[LISTING start]
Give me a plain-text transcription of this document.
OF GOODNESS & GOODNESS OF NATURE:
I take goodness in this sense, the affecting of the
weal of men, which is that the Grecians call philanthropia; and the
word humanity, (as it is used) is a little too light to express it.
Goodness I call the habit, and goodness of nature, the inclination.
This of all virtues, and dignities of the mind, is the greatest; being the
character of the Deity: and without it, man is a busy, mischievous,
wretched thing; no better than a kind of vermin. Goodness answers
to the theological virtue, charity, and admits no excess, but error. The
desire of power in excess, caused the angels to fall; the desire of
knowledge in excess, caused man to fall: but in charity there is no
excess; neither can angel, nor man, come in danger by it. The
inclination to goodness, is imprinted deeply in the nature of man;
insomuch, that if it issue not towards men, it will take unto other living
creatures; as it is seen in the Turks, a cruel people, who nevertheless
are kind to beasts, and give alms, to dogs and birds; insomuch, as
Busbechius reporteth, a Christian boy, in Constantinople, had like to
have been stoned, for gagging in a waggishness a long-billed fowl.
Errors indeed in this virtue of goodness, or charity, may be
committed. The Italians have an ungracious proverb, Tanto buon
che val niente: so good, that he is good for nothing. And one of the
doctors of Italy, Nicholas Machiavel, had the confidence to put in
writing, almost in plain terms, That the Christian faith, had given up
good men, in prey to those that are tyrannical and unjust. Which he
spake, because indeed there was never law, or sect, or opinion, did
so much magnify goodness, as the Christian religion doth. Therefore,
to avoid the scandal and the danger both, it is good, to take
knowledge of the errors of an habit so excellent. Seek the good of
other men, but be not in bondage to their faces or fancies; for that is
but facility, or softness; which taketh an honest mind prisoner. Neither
[LISTING end]
> WHAT IS ASKED:
In the listing, find all lines with the string "have" and copy them.

> THE RESULT:
have been stoned, for gagging in a waggishness a long-billed fowl.
committed. The Italians have an ungracious proverb, Tanto buon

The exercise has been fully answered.